Stored data entries
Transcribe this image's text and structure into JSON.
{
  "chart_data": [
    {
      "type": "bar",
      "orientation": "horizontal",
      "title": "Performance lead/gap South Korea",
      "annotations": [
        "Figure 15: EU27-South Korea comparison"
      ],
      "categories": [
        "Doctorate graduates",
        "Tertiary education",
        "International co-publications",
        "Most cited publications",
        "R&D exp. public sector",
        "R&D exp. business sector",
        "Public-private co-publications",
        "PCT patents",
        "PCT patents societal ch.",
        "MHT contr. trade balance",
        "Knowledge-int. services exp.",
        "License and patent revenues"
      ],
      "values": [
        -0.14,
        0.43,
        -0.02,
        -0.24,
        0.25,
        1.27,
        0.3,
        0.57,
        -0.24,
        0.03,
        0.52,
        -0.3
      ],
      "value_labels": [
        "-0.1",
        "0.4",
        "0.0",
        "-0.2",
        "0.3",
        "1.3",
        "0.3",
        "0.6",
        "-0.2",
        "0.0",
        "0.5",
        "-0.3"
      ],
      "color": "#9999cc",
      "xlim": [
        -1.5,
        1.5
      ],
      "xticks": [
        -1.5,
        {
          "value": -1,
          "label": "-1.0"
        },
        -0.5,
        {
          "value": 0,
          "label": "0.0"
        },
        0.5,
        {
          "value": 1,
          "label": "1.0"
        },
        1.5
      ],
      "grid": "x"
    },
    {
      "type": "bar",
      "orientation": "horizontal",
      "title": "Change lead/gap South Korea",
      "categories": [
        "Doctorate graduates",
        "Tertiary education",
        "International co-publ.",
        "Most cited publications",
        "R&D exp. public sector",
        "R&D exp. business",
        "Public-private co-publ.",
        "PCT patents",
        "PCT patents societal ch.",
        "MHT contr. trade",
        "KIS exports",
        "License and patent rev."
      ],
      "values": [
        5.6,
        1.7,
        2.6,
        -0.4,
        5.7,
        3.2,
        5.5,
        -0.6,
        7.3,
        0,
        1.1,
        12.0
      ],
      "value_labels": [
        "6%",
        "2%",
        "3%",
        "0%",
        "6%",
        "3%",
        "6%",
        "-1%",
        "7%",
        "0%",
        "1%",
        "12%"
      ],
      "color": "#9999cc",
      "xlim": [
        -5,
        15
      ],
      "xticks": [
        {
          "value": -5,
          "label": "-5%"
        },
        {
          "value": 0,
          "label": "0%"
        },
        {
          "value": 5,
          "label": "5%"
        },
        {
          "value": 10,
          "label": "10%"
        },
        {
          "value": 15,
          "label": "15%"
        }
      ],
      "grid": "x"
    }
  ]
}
==
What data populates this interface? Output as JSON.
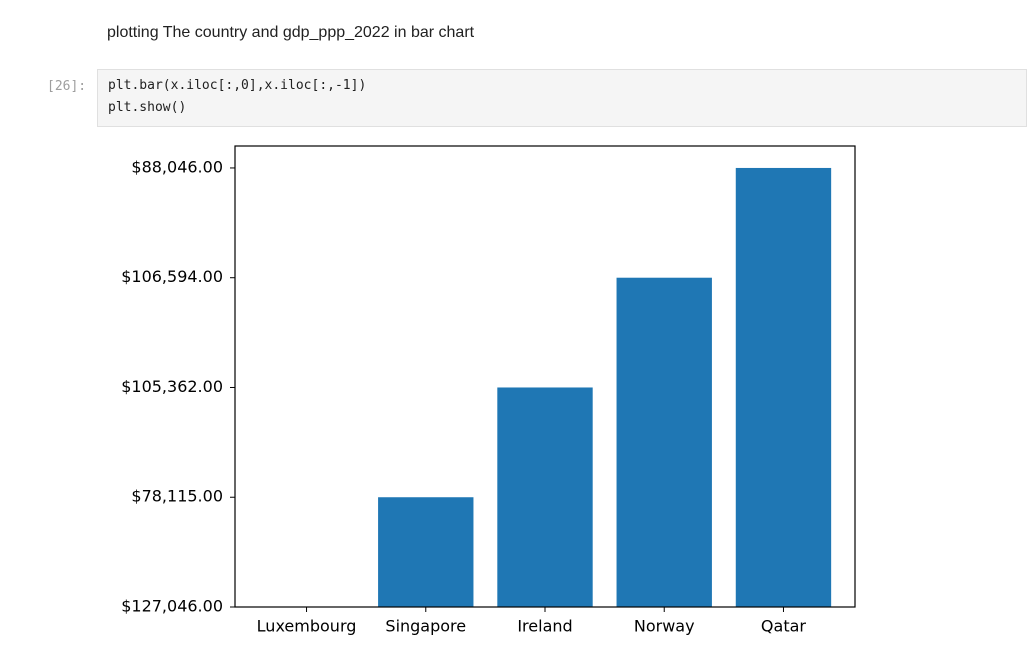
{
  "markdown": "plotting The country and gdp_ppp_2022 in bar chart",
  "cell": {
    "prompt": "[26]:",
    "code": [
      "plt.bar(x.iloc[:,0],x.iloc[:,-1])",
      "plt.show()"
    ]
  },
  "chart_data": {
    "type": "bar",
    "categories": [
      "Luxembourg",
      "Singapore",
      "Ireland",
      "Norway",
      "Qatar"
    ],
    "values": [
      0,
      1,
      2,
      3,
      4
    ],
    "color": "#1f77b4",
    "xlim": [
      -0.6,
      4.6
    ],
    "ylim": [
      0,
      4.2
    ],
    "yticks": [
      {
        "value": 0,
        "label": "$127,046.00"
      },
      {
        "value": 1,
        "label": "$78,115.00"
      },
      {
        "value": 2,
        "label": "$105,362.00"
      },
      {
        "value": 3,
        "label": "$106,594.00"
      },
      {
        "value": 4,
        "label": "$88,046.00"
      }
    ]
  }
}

# [WORK INSTRUCTIONS]
Write out each line of the data that holds the string "JSON".

# [OUTPUT FOR THIS EXERCISE]
Transcribe this image's text and structure into JSON.
What data populates this interface? Output as JSON.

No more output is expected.